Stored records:

========================================

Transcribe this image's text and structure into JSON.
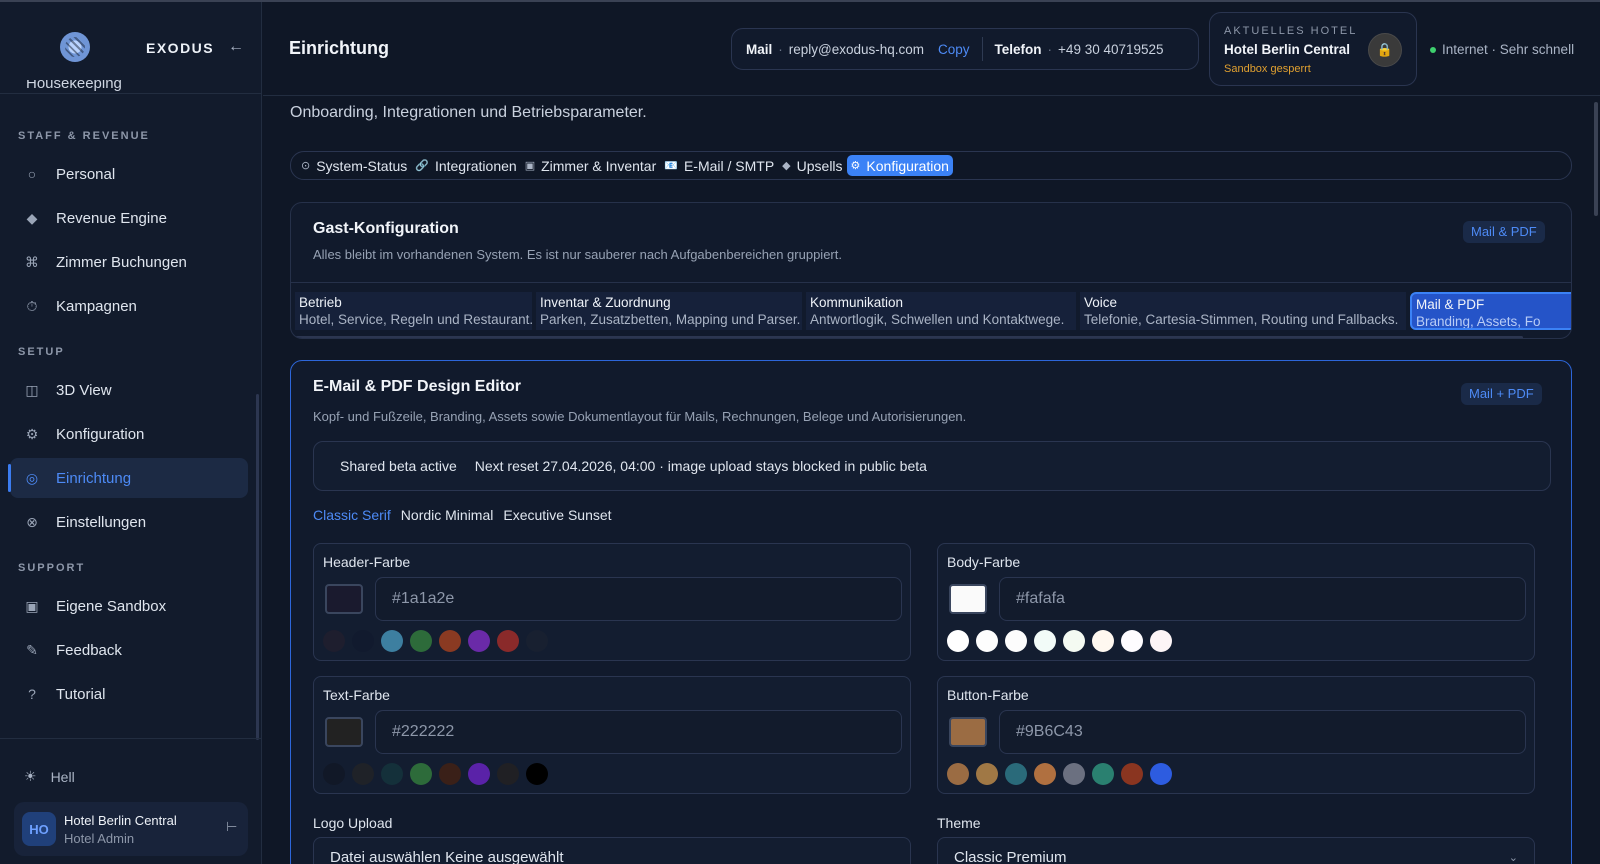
{
  "app": {
    "brand": "EXODUS",
    "collapse_icon": "←"
  },
  "sidebar": {
    "cut_item": "Housekeeping",
    "sections": [
      {
        "title": "STAFF & REVENUE",
        "items": [
          {
            "label": "Personal",
            "icon": "○"
          },
          {
            "label": "Revenue Engine",
            "icon": "◆"
          },
          {
            "label": "Zimmer Buchungen",
            "icon": "⌘"
          },
          {
            "label": "Kampagnen",
            "icon": "⏱"
          }
        ]
      },
      {
        "title": "SETUP",
        "items": [
          {
            "label": "3D View",
            "icon": "◫"
          },
          {
            "label": "Konfiguration",
            "icon": "⚙"
          },
          {
            "label": "Einrichtung",
            "icon": "◎",
            "active": true
          },
          {
            "label": "Einstellungen",
            "icon": "⊗"
          }
        ]
      },
      {
        "title": "SUPPORT",
        "items": [
          {
            "label": "Eigene Sandbox",
            "icon": "▣"
          },
          {
            "label": "Feedback",
            "icon": "✎"
          },
          {
            "label": "Tutorial",
            "icon": "?"
          }
        ]
      }
    ],
    "theme": {
      "icon": "☀",
      "label": "Hell"
    },
    "user": {
      "initials": "HO",
      "name": "Hotel Berlin Central",
      "role": "Hotel Admin",
      "logout_icon": "⊢"
    }
  },
  "header": {
    "title": "Einrichtung",
    "mail_label": "Mail",
    "mail_value": "reply@exodus-hq.com",
    "copy_label": "Copy",
    "phone_label": "Telefon",
    "phone_value": "+49 30 40719525",
    "hotel": {
      "label": "AKTUELLES HOTEL",
      "name": "Hotel Berlin Central",
      "status": "Sandbox gesperrt",
      "lock_icon": "🔒"
    },
    "network": "Internet · Sehr schnell"
  },
  "main": {
    "subtitle": "Onboarding, Integrationen und Betriebsparameter.",
    "tabs": [
      {
        "label": "System-Status",
        "icon": "⊙"
      },
      {
        "label": "Integrationen",
        "icon": "🔗"
      },
      {
        "label": "Zimmer & Inventar",
        "icon": "▣"
      },
      {
        "label": "E-Mail / SMTP",
        "icon": "📧"
      },
      {
        "label": "Upsells",
        "icon": "◆"
      },
      {
        "label": "Konfiguration",
        "icon": "⚙",
        "active": true
      }
    ],
    "gast": {
      "title": "Gast-Konfiguration",
      "desc": "Alles bleibt im vorhandenen System. Es ist nur sauberer nach Aufgabenbereichen gruppiert.",
      "chip": "Mail & PDF",
      "tabs": [
        {
          "title": "Betrieb",
          "desc": "Hotel, Service, Regeln und Restaurant."
        },
        {
          "title": "Inventar & Zuordnung",
          "desc": "Parken, Zusatzbetten, Mapping und Parser."
        },
        {
          "title": "Kommunikation",
          "desc": "Antwortlogik, Schwellen und Kontaktwege."
        },
        {
          "title": "Voice",
          "desc": "Telefonie, Cartesia-Stimmen, Routing und Fallbacks."
        },
        {
          "title": "Mail & PDF",
          "desc": "Branding, Assets, Fo",
          "active": true
        }
      ]
    },
    "editor": {
      "title": "E-Mail & PDF Design Editor",
      "desc": "Kopf- und Fußzeile, Branding, Assets sowie Dokumentlayout für Mails, Rechnungen, Belege und Autorisierungen.",
      "chip": "Mail + PDF",
      "beta_status": "Shared beta active",
      "beta_note": "Next reset 27.04.2026, 04:00 · image upload stays blocked in public beta",
      "presets": [
        "Classic Serif",
        "Nordic Minimal",
        "Executive Sunset"
      ],
      "active_preset": "Classic Serif",
      "colors": [
        {
          "label": "Header-Farbe",
          "value": "#1a1a2e",
          "swatch": "#1a1a2e",
          "palette": [
            "#1e1e2e",
            "#111a2e",
            "#3d7fa0",
            "#2d6b3a",
            "#8a3a22",
            "#6a2aa8",
            "#8a2a2a",
            "#182030"
          ]
        },
        {
          "label": "Body-Farbe",
          "value": "#fafafa",
          "swatch": "#fafafa",
          "palette": [
            "#ffffff",
            "#fdfdfd",
            "#fcfcfc",
            "#f2fbf8",
            "#f4faf2",
            "#fff8f0",
            "#fefcff",
            "#fdf5f7"
          ]
        },
        {
          "label": "Text-Farbe",
          "value": "#222222",
          "swatch": "#222222",
          "palette": [
            "#111827",
            "#1f2228",
            "#14303a",
            "#2d6b3a",
            "#3a2018",
            "#5a22a8",
            "#202024",
            "#000000"
          ]
        },
        {
          "label": "Button-Farbe",
          "value": "#9B6C43",
          "swatch": "#9B6C43",
          "palette": [
            "#9b6c43",
            "#a07845",
            "#2a6a7a",
            "#b07040",
            "#6b7080",
            "#2a8070",
            "#8a3520",
            "#2d5ce0"
          ]
        }
      ],
      "logo_label": "Logo Upload",
      "logo_value": "Datei auswählen Keine ausgewählt",
      "theme_label": "Theme",
      "theme_value": "Classic Premium"
    }
  }
}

========================================

*Problem description*.
Identify the lines above with the word "beta". Copy them.

*Solved exercise*.
      "beta_status": "Shared beta active",
      "beta_note": "Next reset 27.04.2026, 04:00 · image upload stays blocked in public beta",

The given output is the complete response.